● **Required work**
Reproduce each line of the material exactly, minus any picture.

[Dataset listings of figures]

####

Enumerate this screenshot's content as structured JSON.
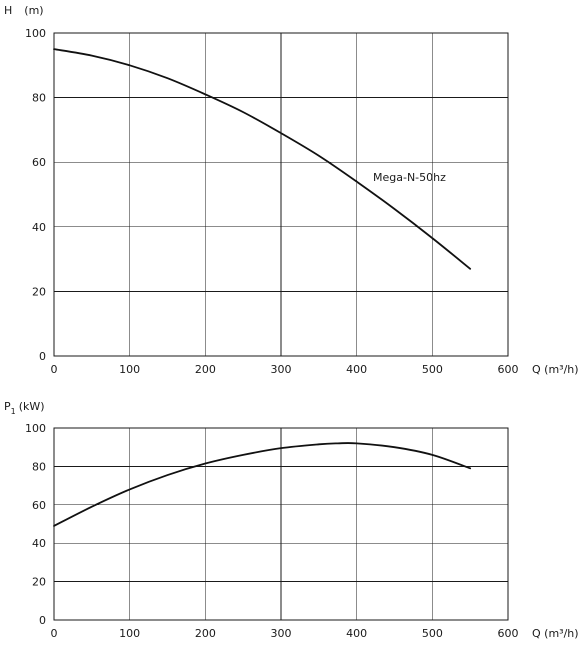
{
  "chart_data": [
    {
      "type": "line",
      "ylabel_main": "H",
      "ylabel_unit": "(m)",
      "xlabel": "Q (m³/h)",
      "xlim": [
        0,
        600
      ],
      "ylim": [
        0,
        100
      ],
      "x_ticks": [
        0,
        100,
        200,
        300,
        400,
        500,
        600
      ],
      "y_ticks": [
        0,
        20,
        40,
        60,
        80,
        100
      ],
      "grid": true,
      "annotations": [
        {
          "text": "Mega-N-50hz"
        }
      ],
      "series": [
        {
          "name": "Mega-N-50hz",
          "points": [
            [
              0,
              95
            ],
            [
              50,
              93
            ],
            [
              100,
              90
            ],
            [
              150,
              86
            ],
            [
              200,
              81
            ],
            [
              250,
              75.5
            ],
            [
              300,
              69
            ],
            [
              350,
              62
            ],
            [
              400,
              54
            ],
            [
              450,
              45.5
            ],
            [
              500,
              36.5
            ],
            [
              550,
              27
            ]
          ]
        }
      ]
    },
    {
      "type": "line",
      "ylabel_main": "P",
      "ylabel_sub": "1",
      "ylabel_unit": "(kW)",
      "xlabel": "Q (m³/h)",
      "xlim": [
        0,
        600
      ],
      "ylim": [
        0,
        100
      ],
      "x_ticks": [
        0,
        100,
        200,
        300,
        400,
        500,
        600
      ],
      "y_ticks": [
        0,
        20,
        40,
        60,
        80,
        100
      ],
      "grid": true,
      "series": [
        {
          "points": [
            [
              0,
              49
            ],
            [
              50,
              59
            ],
            [
              100,
              68
            ],
            [
              150,
              75.5
            ],
            [
              200,
              81.5
            ],
            [
              250,
              86
            ],
            [
              300,
              89.5
            ],
            [
              350,
              91.5
            ],
            [
              375,
              92
            ],
            [
              400,
              92
            ],
            [
              450,
              90
            ],
            [
              500,
              86
            ],
            [
              550,
              79
            ]
          ]
        }
      ]
    }
  ]
}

####

● **Written solution**
Enumerate this screenshot's content as structured JSON.
{
  "chart_data": [
    {
      "type": "line",
      "ylabel_main": "H",
      "ylabel_unit": "(m)",
      "xlabel": "Q (m³/h)",
      "xlim": [
        0,
        600
      ],
      "ylim": [
        0,
        100
      ],
      "x_ticks": [
        0,
        100,
        200,
        300,
        400,
        500,
        600
      ],
      "y_ticks": [
        0,
        20,
        40,
        60,
        80,
        100
      ],
      "grid": true,
      "annotations": [
        {
          "text": "Mega-N-50hz"
        }
      ],
      "series": [
        {
          "name": "Mega-N-50hz",
          "points": [
            [
              0,
              95
            ],
            [
              50,
              93
            ],
            [
              100,
              90
            ],
            [
              150,
              86
            ],
            [
              200,
              81
            ],
            [
              250,
              75.5
            ],
            [
              300,
              69
            ],
            [
              350,
              62
            ],
            [
              400,
              54
            ],
            [
              450,
              45.5
            ],
            [
              500,
              36.5
            ],
            [
              550,
              27
            ]
          ]
        }
      ]
    },
    {
      "type": "line",
      "ylabel_main": "P",
      "ylabel_sub": "1",
      "ylabel_unit": "(kW)",
      "xlabel": "Q (m³/h)",
      "xlim": [
        0,
        600
      ],
      "ylim": [
        0,
        100
      ],
      "x_ticks": [
        0,
        100,
        200,
        300,
        400,
        500,
        600
      ],
      "y_ticks": [
        0,
        20,
        40,
        60,
        80,
        100
      ],
      "grid": true,
      "series": [
        {
          "points": [
            [
              0,
              49
            ],
            [
              50,
              59
            ],
            [
              100,
              68
            ],
            [
              150,
              75.5
            ],
            [
              200,
              81.5
            ],
            [
              250,
              86
            ],
            [
              300,
              89.5
            ],
            [
              350,
              91.5
            ],
            [
              375,
              92
            ],
            [
              400,
              92
            ],
            [
              450,
              90
            ],
            [
              500,
              86
            ],
            [
              550,
              79
            ]
          ]
        }
      ]
    }
  ]
}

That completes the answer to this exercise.